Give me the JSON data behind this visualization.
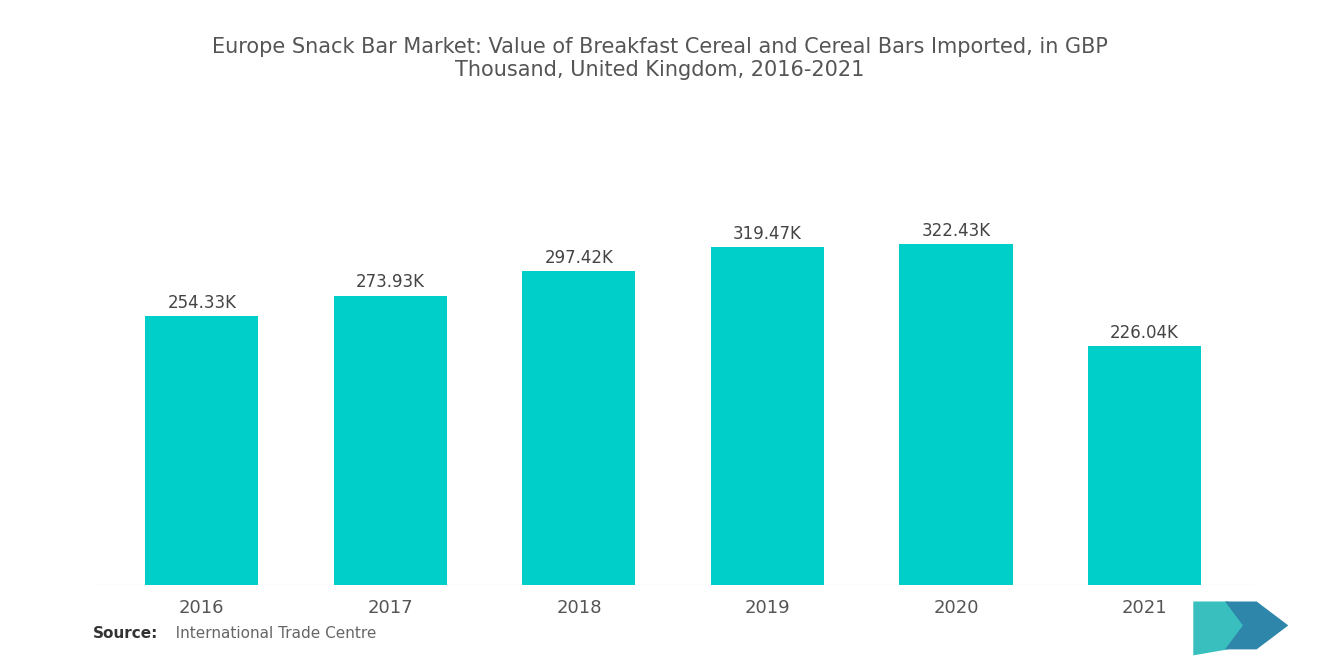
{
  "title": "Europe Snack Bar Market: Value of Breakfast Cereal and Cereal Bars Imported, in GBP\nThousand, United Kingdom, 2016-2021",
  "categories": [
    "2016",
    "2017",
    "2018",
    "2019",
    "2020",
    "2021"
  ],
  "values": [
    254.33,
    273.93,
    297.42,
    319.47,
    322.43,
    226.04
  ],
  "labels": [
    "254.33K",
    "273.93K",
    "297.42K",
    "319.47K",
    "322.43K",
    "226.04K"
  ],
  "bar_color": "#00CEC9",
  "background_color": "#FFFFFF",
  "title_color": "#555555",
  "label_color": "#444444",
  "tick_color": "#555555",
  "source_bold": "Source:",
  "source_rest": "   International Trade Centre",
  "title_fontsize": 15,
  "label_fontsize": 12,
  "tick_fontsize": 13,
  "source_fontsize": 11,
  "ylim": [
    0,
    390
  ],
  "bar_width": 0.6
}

* * *

> _Work to complete_: Working from the material above, transcribe it exactly while omitting pictures.

> _The reply_:
Give me the JSON data behind this visualization.
{
  "title": "Europe Snack Bar Market: Value of Breakfast Cereal and Cereal Bars Imported, in GBP\nThousand, United Kingdom, 2016-2021",
  "categories": [
    "2016",
    "2017",
    "2018",
    "2019",
    "2020",
    "2021"
  ],
  "values": [
    254.33,
    273.93,
    297.42,
    319.47,
    322.43,
    226.04
  ],
  "labels": [
    "254.33K",
    "273.93K",
    "297.42K",
    "319.47K",
    "322.43K",
    "226.04K"
  ],
  "bar_color": "#00CEC9",
  "background_color": "#FFFFFF",
  "title_color": "#555555",
  "label_color": "#444444",
  "tick_color": "#555555",
  "source_bold": "Source:",
  "source_rest": "   International Trade Centre",
  "title_fontsize": 15,
  "label_fontsize": 12,
  "tick_fontsize": 13,
  "source_fontsize": 11,
  "ylim": [
    0,
    390
  ],
  "bar_width": 0.6
}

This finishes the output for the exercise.